Return the data exactly, with all pictures removed.

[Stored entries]
□ □ □ □ □
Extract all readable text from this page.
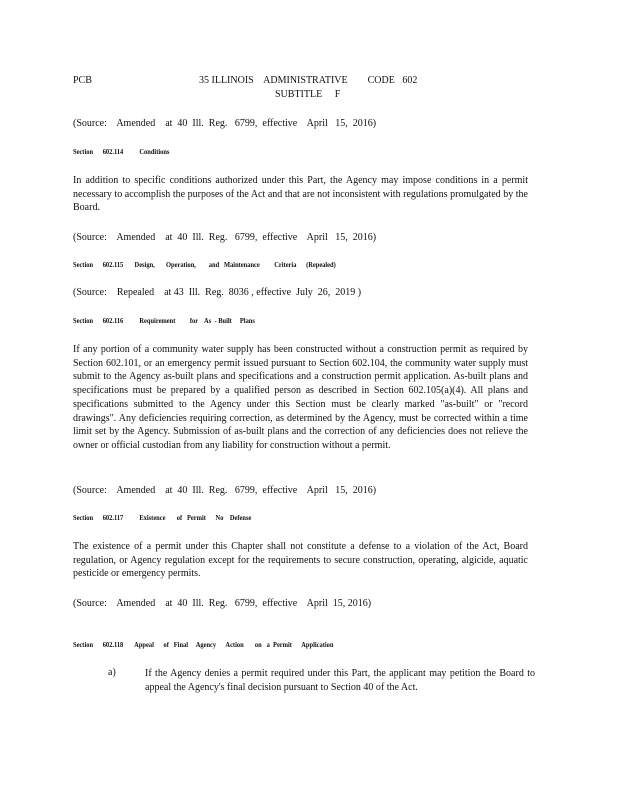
PCB	35 ILLINOIS    ADMINISTRATIVE        CODE   602
SUBTITLE     F
(Source:    Amended    at  40  Ill.  Reg.   6799,  effective    April   15,  2016)
Section      602.114          Conditions
In addition to specific conditions authorized under this Part, the Agency may impose conditions in a permit necessary to accomplish the purposes of the Act and that are not inconsistent with regulations promulgated by the Board.
(Source:    Amended    at  40  Ill.  Reg.   6799,  effective    April   15,  2016)
Section      602.115       Design,       Operation,        and   Maintenance         Criteria      (Repealed)
(Source:    Repealed    at 43  Ill.  Reg.  8036 , effective  July  26,  2019 )
Section      602.116          Requirement         for    As  - Built     Plans
If any portion of a community water supply has been constructed without a construction permit as required by Section 602.101, or an emergency permit issued pursuant to Section 602.104, the community water supply must submit to the Agency as-built plans and specifications and a construction permit application. As-built plans and specifications must be prepared by a qualified person as described in Section 602.105(a)(4). All plans and specifications submitted to the Agency under this Section must be clearly marked "as-built" or "record drawings". Any deficiencies requiring correction, as determined by the Agency, must be corrected within a time limit set by the Agency. Submission of as-built plans and the correction of any deficiencies does not relieve the owner or official custodian from any liability for construction without a permit.
(Source:    Amended    at  40  Ill.  Reg.   6799,  effective    April   15,  2016)
Section      602.117          Existence       of   Permit      No    Defense
The existence of a permit under this Chapter shall not constitute a defense to a violation of the Act, Board regulation, or Agency regulation except for the requirements to secure construction, operating, algicide, aquatic pesticide or emergency permits.
(Source:    Amended    at  40  Ill.  Reg.   6799,  effective    April  15, 2016)
Section      602.118       Appeal      of   Final     Agency      Action       on   a  Permit      Application
a)	If the Agency denies a permit required under this Part, the applicant may petition the Board to appeal the Agency's final decision pursuant to Section 40 of the Act.
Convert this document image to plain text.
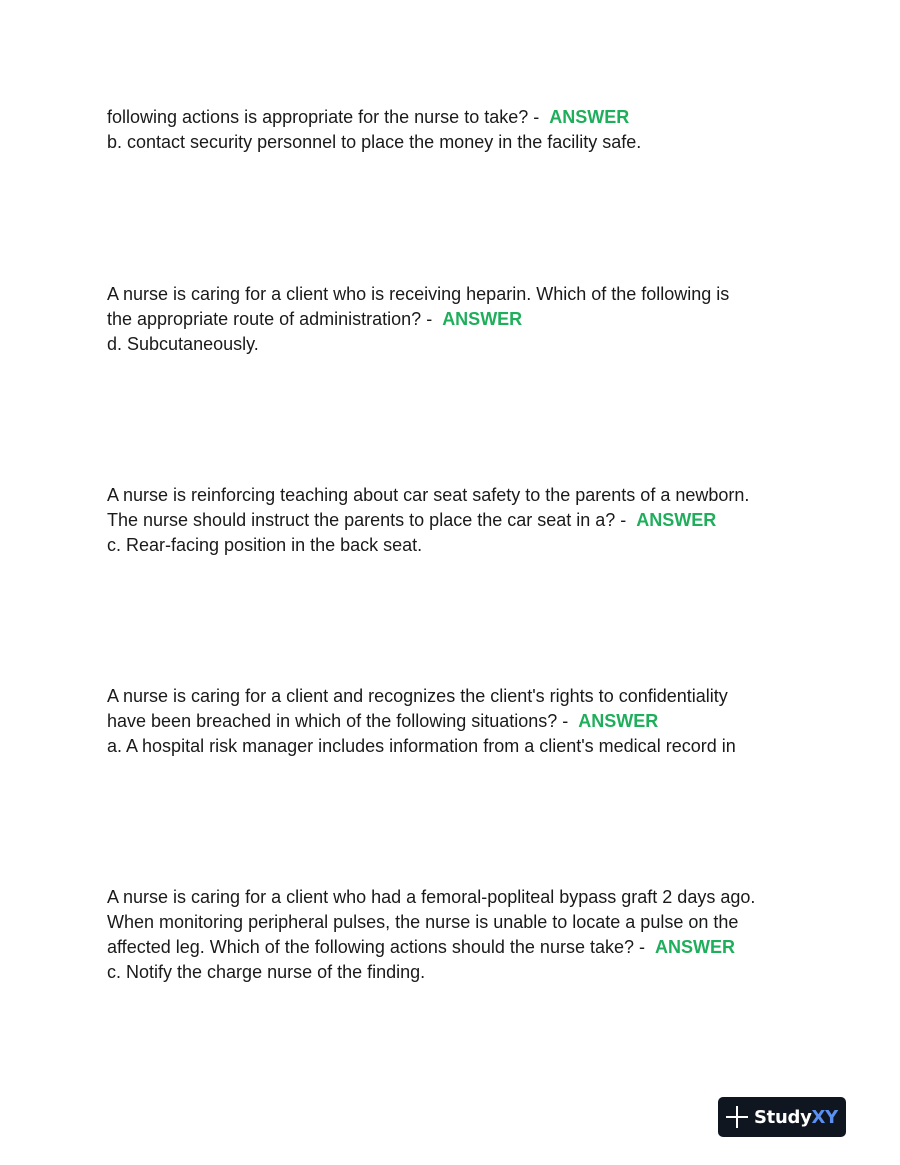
following actions is appropriate for the nurse to take? - ANSWER
b. contact security personnel to place the money in the facility safe.
A nurse is caring for a client who is receiving heparin. Which of the following is
the appropriate route of administration? - ANSWER
d. Subcutaneously.
A nurse is reinforcing teaching about car seat safety to the parents of a newborn.
The nurse should instruct the parents to place the car seat in a? - ANSWER
c. Rear-facing position in the back seat.
A nurse is caring for a client and recognizes the client's rights to confidentiality
have been breached in which of the following situations? - ANSWER
a. A hospital risk manager includes information from a client's medical record in
A nurse is caring for a client who had a femoral-popliteal bypass graft 2 days ago.
When monitoring peripheral pulses, the nurse is unable to locate a pulse on the
affected leg. Which of the following actions should the nurse take? - ANSWER
c. Notify the charge nurse of the finding.
StudyXY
□ □ □ □ □
Solution to this problem -
Extract all readable text from this page.
PCB	35 ILLINOIS    ADMINISTRATIVE        CODE   602
SUBTITLE     F
(Source:    Amended    at  40  Ill.  Reg.   6799,  effective    April   15,  2016)
Section      602.114          Conditions
In addition to specific conditions authorized under this Part, the Agency may impose conditions in a permit necessary to accomplish the purposes of the Act and that are not inconsistent with regulations promulgated by the Board.
(Source:    Amended    at  40  Ill.  Reg.   6799,  effective    April   15,  2016)
Section      602.115       Design,       Operation,        and   Maintenance         Criteria      (Repealed)
(Source:    Repealed    at 43  Ill.  Reg.  8036 , effective  July  26,  2019 )
Section      602.116          Requirement         for    As  - Built     Plans
If any portion of a community water supply has been constructed without a construction permit as required by Section 602.101, or an emergency permit issued pursuant to Section 602.104, the community water supply must submit to the Agency as-built plans and specifications and a construction permit application. As-built plans and specifications must be prepared by a qualified person as described in Section 602.105(a)(4). All plans and specifications submitted to the Agency under this Section must be clearly marked "as-built" or "record drawings". Any deficiencies requiring correction, as determined by the Agency, must be corrected within a time limit set by the Agency. Submission of as-built plans and the correction of any deficiencies does not relieve the owner or official custodian from any liability for construction without a permit.
(Source:    Amended    at  40  Ill.  Reg.   6799,  effective    April   15,  2016)
Section      602.117          Existence       of   Permit      No    Defense
The existence of a permit under this Chapter shall not constitute a defense to a violation of the Act, Board regulation, or Agency regulation except for the requirements to secure construction, operating, algicide, aquatic pesticide or emergency permits.
(Source:    Amended    at  40  Ill.  Reg.   6799,  effective    April  15, 2016)
Section      602.118       Appeal      of   Final     Agency      Action       on   a  Permit      Application
a)	If the Agency denies a permit required under this Part, the applicant may petition the Board to appeal the Agency's final decision pursuant to Section 40 of the Act.
Convert this document image to plain text.
following actions is appropriate for the nurse to take? - ANSWER
b. contact security personnel to place the money in the facility safe.
A nurse is caring for a client who is receiving heparin. Which of the following is
the appropriate route of administration? - ANSWER
d. Subcutaneously.
A nurse is reinforcing teaching about car seat safety to the parents of a newborn.
The nurse should instruct the parents to place the car seat in a? - ANSWER
c. Rear-facing position in the back seat.
A nurse is caring for a client and recognizes the client's rights to confidentiality
have been breached in which of the following situations? - ANSWER
a. A hospital risk manager includes information from a client's medical record in
A nurse is caring for a client who had a femoral-popliteal bypass graft 2 days ago.
When monitoring peripheral pulses, the nurse is unable to locate a pulse on the
affected leg. Which of the following actions should the nurse take? - ANSWER
c. Notify the charge nurse of the finding.
StudyXY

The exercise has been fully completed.